▸ **Supplied entries**:
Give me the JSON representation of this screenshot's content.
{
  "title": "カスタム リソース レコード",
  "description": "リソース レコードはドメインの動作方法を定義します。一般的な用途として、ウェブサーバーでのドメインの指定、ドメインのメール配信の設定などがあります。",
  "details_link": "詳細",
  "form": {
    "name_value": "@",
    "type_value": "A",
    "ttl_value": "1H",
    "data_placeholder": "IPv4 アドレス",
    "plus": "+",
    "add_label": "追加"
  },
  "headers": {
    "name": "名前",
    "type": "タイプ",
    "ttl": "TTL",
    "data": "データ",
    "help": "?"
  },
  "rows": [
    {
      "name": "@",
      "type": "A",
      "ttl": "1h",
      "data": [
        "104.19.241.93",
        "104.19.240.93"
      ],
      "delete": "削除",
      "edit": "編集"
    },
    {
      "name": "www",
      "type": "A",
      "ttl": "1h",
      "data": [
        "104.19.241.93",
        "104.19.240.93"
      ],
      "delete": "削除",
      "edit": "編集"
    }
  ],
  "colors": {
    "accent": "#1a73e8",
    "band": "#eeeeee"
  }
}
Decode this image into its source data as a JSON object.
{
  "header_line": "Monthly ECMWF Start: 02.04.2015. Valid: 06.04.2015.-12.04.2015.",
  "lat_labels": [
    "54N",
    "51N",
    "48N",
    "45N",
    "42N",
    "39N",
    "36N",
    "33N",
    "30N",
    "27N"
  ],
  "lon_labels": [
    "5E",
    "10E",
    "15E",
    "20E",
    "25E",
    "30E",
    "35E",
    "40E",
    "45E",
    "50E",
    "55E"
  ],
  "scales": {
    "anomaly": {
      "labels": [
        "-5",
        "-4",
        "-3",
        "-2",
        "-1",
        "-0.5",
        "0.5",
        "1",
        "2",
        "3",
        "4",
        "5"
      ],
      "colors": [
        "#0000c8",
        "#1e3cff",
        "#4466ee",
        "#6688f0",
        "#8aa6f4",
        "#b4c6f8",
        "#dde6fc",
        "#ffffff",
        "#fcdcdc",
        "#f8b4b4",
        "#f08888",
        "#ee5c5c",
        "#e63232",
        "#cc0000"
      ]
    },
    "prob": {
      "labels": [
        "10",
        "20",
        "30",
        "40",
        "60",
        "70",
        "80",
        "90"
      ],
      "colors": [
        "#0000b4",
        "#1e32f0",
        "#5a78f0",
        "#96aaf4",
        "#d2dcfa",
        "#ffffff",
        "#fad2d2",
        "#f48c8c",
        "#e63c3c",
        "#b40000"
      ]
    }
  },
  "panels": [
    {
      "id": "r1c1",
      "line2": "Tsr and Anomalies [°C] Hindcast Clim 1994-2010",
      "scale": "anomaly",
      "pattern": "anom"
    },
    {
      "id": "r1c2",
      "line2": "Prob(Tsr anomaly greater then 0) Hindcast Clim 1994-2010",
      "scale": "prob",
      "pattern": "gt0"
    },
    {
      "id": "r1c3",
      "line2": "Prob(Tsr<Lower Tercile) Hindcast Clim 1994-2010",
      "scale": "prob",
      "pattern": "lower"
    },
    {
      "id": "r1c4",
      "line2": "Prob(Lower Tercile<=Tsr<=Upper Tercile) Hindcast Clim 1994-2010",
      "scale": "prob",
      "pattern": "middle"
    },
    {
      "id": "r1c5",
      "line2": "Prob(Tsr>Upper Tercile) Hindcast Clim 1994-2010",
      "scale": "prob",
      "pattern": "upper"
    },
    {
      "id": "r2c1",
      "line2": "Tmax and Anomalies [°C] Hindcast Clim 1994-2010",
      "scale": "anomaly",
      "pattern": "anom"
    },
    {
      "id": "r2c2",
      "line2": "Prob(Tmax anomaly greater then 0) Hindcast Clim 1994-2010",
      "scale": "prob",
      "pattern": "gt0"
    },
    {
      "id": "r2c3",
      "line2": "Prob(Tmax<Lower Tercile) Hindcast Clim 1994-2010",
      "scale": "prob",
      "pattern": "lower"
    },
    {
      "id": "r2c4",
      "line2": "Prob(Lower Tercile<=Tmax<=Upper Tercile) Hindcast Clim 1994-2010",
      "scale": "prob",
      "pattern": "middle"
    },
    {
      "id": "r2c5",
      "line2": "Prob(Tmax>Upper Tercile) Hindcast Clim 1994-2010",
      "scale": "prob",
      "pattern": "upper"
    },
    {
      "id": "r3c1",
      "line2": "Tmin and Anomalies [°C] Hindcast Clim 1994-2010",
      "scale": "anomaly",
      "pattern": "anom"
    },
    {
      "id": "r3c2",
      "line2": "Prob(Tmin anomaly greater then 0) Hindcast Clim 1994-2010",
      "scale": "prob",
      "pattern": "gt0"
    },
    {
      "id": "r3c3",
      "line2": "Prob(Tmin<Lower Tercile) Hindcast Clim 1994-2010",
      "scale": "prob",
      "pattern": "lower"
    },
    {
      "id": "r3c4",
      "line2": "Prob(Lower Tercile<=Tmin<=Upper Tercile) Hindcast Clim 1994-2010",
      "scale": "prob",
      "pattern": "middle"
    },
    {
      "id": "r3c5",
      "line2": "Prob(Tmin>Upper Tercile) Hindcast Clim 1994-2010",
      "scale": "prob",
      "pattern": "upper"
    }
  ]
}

▸ **Prompt**:
Print out every entry, keeping each one exact.

▸ **Result for this exercise**:
Give me the JSON representation of this screenshot's content.
{
  "title": "カスタム リソース レコード",
  "description": "リソース レコードはドメインの動作方法を定義します。一般的な用途として、ウェブサーバーでのドメインの指定、ドメインのメール配信の設定などがあります。",
  "details_link": "詳細",
  "form": {
    "name_value": "@",
    "type_value": "A",
    "ttl_value": "1H",
    "data_placeholder": "IPv4 アドレス",
    "plus": "+",
    "add_label": "追加"
  },
  "headers": {
    "name": "名前",
    "type": "タイプ",
    "ttl": "TTL",
    "data": "データ",
    "help": "?"
  },
  "rows": [
    {
      "name": "@",
      "type": "A",
      "ttl": "1h",
      "data": [
        "104.19.241.93",
        "104.19.240.93"
      ],
      "delete": "削除",
      "edit": "編集"
    },
    {
      "name": "www",
      "type": "A",
      "ttl": "1h",
      "data": [
        "104.19.241.93",
        "104.19.240.93"
      ],
      "delete": "削除",
      "edit": "編集"
    }
  ],
  "colors": {
    "accent": "#1a73e8",
    "band": "#eeeeee"
  }
}
Decode this image into its source data as a JSON object.
{
  "header_line": "Monthly ECMWF Start: 02.04.2015. Valid: 06.04.2015.-12.04.2015.",
  "lat_labels": [
    "54N",
    "51N",
    "48N",
    "45N",
    "42N",
    "39N",
    "36N",
    "33N",
    "30N",
    "27N"
  ],
  "lon_labels": [
    "5E",
    "10E",
    "15E",
    "20E",
    "25E",
    "30E",
    "35E",
    "40E",
    "45E",
    "50E",
    "55E"
  ],
  "scales": {
    "anomaly": {
      "labels": [
        "-5",
        "-4",
        "-3",
        "-2",
        "-1",
        "-0.5",
        "0.5",
        "1",
        "2",
        "3",
        "4",
        "5"
      ],
      "colors": [
        "#0000c8",
        "#1e3cff",
        "#4466ee",
        "#6688f0",
        "#8aa6f4",
        "#b4c6f8",
        "#dde6fc",
        "#ffffff",
        "#fcdcdc",
        "#f8b4b4",
        "#f08888",
        "#ee5c5c",
        "#e63232",
        "#cc0000"
      ]
    },
    "prob": {
      "labels": [
        "10",
        "20",
        "30",
        "40",
        "60",
        "70",
        "80",
        "90"
      ],
      "colors": [
        "#0000b4",
        "#1e32f0",
        "#5a78f0",
        "#96aaf4",
        "#d2dcfa",
        "#ffffff",
        "#fad2d2",
        "#f48c8c",
        "#e63c3c",
        "#b40000"
      ]
    }
  },
  "panels": [
    {
      "id": "r1c1",
      "line2": "Tsr and Anomalies [°C] Hindcast Clim 1994-2010",
      "scale": "anomaly",
      "pattern": "anom"
    },
    {
      "id": "r1c2",
      "line2": "Prob(Tsr anomaly greater then 0) Hindcast Clim 1994-2010",
      "scale": "prob",
      "pattern": "gt0"
    },
    {
      "id": "r1c3",
      "line2": "Prob(Tsr<Lower Tercile) Hindcast Clim 1994-2010",
      "scale": "prob",
      "pattern": "lower"
    },
    {
      "id": "r1c4",
      "line2": "Prob(Lower Tercile<=Tsr<=Upper Tercile) Hindcast Clim 1994-2010",
      "scale": "prob",
      "pattern": "middle"
    },
    {
      "id": "r1c5",
      "line2": "Prob(Tsr>Upper Tercile) Hindcast Clim 1994-2010",
      "scale": "prob",
      "pattern": "upper"
    },
    {
      "id": "r2c1",
      "line2": "Tmax and Anomalies [°C] Hindcast Clim 1994-2010",
      "scale": "anomaly",
      "pattern": "anom"
    },
    {
      "id": "r2c2",
      "line2": "Prob(Tmax anomaly greater then 0) Hindcast Clim 1994-2010",
      "scale": "prob",
      "pattern": "gt0"
    },
    {
      "id": "r2c3",
      "line2": "Prob(Tmax<Lower Tercile) Hindcast Clim 1994-2010",
      "scale": "prob",
      "pattern": "lower"
    },
    {
      "id": "r2c4",
      "line2": "Prob(Lower Tercile<=Tmax<=Upper Tercile) Hindcast Clim 1994-2010",
      "scale": "prob",
      "pattern": "middle"
    },
    {
      "id": "r2c5",
      "line2": "Prob(Tmax>Upper Tercile) Hindcast Clim 1994-2010",
      "scale": "prob",
      "pattern": "upper"
    },
    {
      "id": "r3c1",
      "line2": "Tmin and Anomalies [°C] Hindcast Clim 1994-2010",
      "scale": "anomaly",
      "pattern": "anom"
    },
    {
      "id": "r3c2",
      "line2": "Prob(Tmin anomaly greater then 0) Hindcast Clim 1994-2010",
      "scale": "prob",
      "pattern": "gt0"
    },
    {
      "id": "r3c3",
      "line2": "Prob(Tmin<Lower Tercile) Hindcast Clim 1994-2010",
      "scale": "prob",
      "pattern": "lower"
    },
    {
      "id": "r3c4",
      "line2": "Prob(Lower Tercile<=Tmin<=Upper Tercile) Hindcast Clim 1994-2010",
      "scale": "prob",
      "pattern": "middle"
    },
    {
      "id": "r3c5",
      "line2": "Prob(Tmin>Upper Tercile) Hindcast Clim 1994-2010",
      "scale": "prob",
      "pattern": "upper"
    }
  ]
}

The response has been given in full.